Begin Given data
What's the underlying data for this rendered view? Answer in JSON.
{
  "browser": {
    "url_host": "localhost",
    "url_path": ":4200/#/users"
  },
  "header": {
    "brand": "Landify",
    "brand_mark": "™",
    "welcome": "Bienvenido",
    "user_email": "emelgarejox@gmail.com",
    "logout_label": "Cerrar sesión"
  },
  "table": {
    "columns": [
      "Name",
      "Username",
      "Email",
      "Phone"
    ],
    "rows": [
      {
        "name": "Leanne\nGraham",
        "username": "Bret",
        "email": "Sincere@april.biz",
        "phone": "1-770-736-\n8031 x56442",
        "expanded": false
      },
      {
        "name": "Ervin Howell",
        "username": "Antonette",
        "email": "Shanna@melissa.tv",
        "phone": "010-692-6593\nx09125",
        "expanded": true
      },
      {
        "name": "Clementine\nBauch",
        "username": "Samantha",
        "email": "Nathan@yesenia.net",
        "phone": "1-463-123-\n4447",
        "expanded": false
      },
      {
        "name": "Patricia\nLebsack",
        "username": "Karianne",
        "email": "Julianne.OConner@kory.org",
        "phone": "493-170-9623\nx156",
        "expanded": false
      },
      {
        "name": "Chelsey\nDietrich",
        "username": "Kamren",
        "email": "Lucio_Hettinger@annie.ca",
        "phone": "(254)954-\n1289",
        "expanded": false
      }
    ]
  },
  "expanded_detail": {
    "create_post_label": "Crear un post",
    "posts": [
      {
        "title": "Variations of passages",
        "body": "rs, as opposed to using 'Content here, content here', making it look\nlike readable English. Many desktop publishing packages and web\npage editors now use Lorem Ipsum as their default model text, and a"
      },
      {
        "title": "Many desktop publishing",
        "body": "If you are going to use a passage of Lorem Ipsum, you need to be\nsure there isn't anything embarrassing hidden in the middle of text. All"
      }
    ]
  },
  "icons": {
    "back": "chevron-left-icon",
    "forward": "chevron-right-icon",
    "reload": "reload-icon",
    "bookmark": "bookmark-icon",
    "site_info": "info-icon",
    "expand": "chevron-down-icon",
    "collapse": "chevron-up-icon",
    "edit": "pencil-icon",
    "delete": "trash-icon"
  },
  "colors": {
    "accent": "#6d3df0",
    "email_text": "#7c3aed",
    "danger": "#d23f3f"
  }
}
End Given data
Aim of the exercise —
Return each line of the data exactly as written above.

Full output —
What's the underlying data for this rendered view? Answer in JSON.
{
  "browser": {
    "url_host": "localhost",
    "url_path": ":4200/#/users"
  },
  "header": {
    "brand": "Landify",
    "brand_mark": "™",
    "welcome": "Bienvenido",
    "user_email": "emelgarejox@gmail.com",
    "logout_label": "Cerrar sesión"
  },
  "table": {
    "columns": [
      "Name",
      "Username",
      "Email",
      "Phone"
    ],
    "rows": [
      {
        "name": "Leanne\nGraham",
        "username": "Bret",
        "email": "Sincere@april.biz",
        "phone": "1-770-736-\n8031 x56442",
        "expanded": false
      },
      {
        "name": "Ervin Howell",
        "username": "Antonette",
        "email": "Shanna@melissa.tv",
        "phone": "010-692-6593\nx09125",
        "expanded": true
      },
      {
        "name": "Clementine\nBauch",
        "username": "Samantha",
        "email": "Nathan@yesenia.net",
        "phone": "1-463-123-\n4447",
        "expanded": false
      },
      {
        "name": "Patricia\nLebsack",
        "username": "Karianne",
        "email": "Julianne.OConner@kory.org",
        "phone": "493-170-9623\nx156",
        "expanded": false
      },
      {
        "name": "Chelsey\nDietrich",
        "username": "Kamren",
        "email": "Lucio_Hettinger@annie.ca",
        "phone": "(254)954-\n1289",
        "expanded": false
      }
    ]
  },
  "expanded_detail": {
    "create_post_label": "Crear un post",
    "posts": [
      {
        "title": "Variations of passages",
        "body": "rs, as opposed to using 'Content here, content here', making it look\nlike readable English. Many desktop publishing packages and web\npage editors now use Lorem Ipsum as their default model text, and a"
      },
      {
        "title": "Many desktop publishing",
        "body": "If you are going to use a passage of Lorem Ipsum, you need to be\nsure there isn't anything embarrassing hidden in the middle of text. All"
      }
    ]
  },
  "icons": {
    "back": "chevron-left-icon",
    "forward": "chevron-right-icon",
    "reload": "reload-icon",
    "bookmark": "bookmark-icon",
    "site_info": "info-icon",
    "expand": "chevron-down-icon",
    "collapse": "chevron-up-icon",
    "edit": "pencil-icon",
    "delete": "trash-icon"
  },
  "colors": {
    "accent": "#6d3df0",
    "email_text": "#7c3aed",
    "danger": "#d23f3f"
  }
}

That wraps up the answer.